Stored items from a collection
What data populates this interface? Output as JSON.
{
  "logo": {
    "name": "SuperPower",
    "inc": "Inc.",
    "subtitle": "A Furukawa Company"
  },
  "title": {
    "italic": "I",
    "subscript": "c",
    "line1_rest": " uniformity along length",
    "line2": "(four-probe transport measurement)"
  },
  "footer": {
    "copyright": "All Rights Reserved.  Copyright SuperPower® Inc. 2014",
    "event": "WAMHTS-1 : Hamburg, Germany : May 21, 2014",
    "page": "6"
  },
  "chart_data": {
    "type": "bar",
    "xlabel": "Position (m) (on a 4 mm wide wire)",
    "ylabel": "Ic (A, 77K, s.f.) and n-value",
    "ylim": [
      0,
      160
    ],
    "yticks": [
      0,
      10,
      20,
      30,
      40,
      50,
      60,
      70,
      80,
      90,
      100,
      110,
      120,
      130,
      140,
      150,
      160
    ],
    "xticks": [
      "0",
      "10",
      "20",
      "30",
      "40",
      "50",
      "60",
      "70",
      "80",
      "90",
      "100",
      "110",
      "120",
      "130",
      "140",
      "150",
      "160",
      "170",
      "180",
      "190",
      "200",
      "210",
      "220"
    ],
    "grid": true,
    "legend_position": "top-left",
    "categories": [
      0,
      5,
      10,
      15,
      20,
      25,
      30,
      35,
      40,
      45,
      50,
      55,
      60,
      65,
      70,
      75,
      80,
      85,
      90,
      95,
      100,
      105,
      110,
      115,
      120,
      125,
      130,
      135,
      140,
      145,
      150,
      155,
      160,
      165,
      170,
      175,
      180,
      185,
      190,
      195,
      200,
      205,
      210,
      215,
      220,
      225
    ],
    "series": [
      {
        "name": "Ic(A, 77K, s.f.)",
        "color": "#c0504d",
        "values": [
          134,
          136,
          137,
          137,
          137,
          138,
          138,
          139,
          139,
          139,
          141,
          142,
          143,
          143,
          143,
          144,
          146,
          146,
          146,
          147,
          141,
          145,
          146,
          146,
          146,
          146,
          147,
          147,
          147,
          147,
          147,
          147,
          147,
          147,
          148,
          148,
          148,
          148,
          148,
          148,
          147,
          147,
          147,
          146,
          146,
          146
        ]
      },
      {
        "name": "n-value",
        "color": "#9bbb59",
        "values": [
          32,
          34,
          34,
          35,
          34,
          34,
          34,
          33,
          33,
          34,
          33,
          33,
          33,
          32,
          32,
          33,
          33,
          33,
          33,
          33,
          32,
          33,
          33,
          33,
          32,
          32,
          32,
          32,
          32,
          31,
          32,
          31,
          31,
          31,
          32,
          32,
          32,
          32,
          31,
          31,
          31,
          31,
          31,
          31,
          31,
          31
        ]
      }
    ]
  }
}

▶ EXERCISE INSTRUCTIONS:
Each line of the material above needs to be quoted exactly, please.

▶ ANSWER TO THIS PROBLEM:
What data populates this interface? Output as JSON.
{
  "logo": {
    "name": "SuperPower",
    "inc": "Inc.",
    "subtitle": "A Furukawa Company"
  },
  "title": {
    "italic": "I",
    "subscript": "c",
    "line1_rest": " uniformity along length",
    "line2": "(four-probe transport measurement)"
  },
  "footer": {
    "copyright": "All Rights Reserved.  Copyright SuperPower® Inc. 2014",
    "event": "WAMHTS-1 : Hamburg, Germany : May 21, 2014",
    "page": "6"
  },
  "chart_data": {
    "type": "bar",
    "xlabel": "Position (m) (on a 4 mm wide wire)",
    "ylabel": "Ic (A, 77K, s.f.) and n-value",
    "ylim": [
      0,
      160
    ],
    "yticks": [
      0,
      10,
      20,
      30,
      40,
      50,
      60,
      70,
      80,
      90,
      100,
      110,
      120,
      130,
      140,
      150,
      160
    ],
    "xticks": [
      "0",
      "10",
      "20",
      "30",
      "40",
      "50",
      "60",
      "70",
      "80",
      "90",
      "100",
      "110",
      "120",
      "130",
      "140",
      "150",
      "160",
      "170",
      "180",
      "190",
      "200",
      "210",
      "220"
    ],
    "grid": true,
    "legend_position": "top-left",
    "categories": [
      0,
      5,
      10,
      15,
      20,
      25,
      30,
      35,
      40,
      45,
      50,
      55,
      60,
      65,
      70,
      75,
      80,
      85,
      90,
      95,
      100,
      105,
      110,
      115,
      120,
      125,
      130,
      135,
      140,
      145,
      150,
      155,
      160,
      165,
      170,
      175,
      180,
      185,
      190,
      195,
      200,
      205,
      210,
      215,
      220,
      225
    ],
    "series": [
      {
        "name": "Ic(A, 77K, s.f.)",
        "color": "#c0504d",
        "values": [
          134,
          136,
          137,
          137,
          137,
          138,
          138,
          139,
          139,
          139,
          141,
          142,
          143,
          143,
          143,
          144,
          146,
          146,
          146,
          147,
          141,
          145,
          146,
          146,
          146,
          146,
          147,
          147,
          147,
          147,
          147,
          147,
          147,
          147,
          148,
          148,
          148,
          148,
          148,
          148,
          147,
          147,
          147,
          146,
          146,
          146
        ]
      },
      {
        "name": "n-value",
        "color": "#9bbb59",
        "values": [
          32,
          34,
          34,
          35,
          34,
          34,
          34,
          33,
          33,
          34,
          33,
          33,
          33,
          32,
          32,
          33,
          33,
          33,
          33,
          33,
          32,
          33,
          33,
          33,
          32,
          32,
          32,
          32,
          32,
          31,
          32,
          31,
          31,
          31,
          32,
          32,
          32,
          32,
          31,
          31,
          31,
          31,
          31,
          31,
          31,
          31
        ]
      }
    ]
  }
}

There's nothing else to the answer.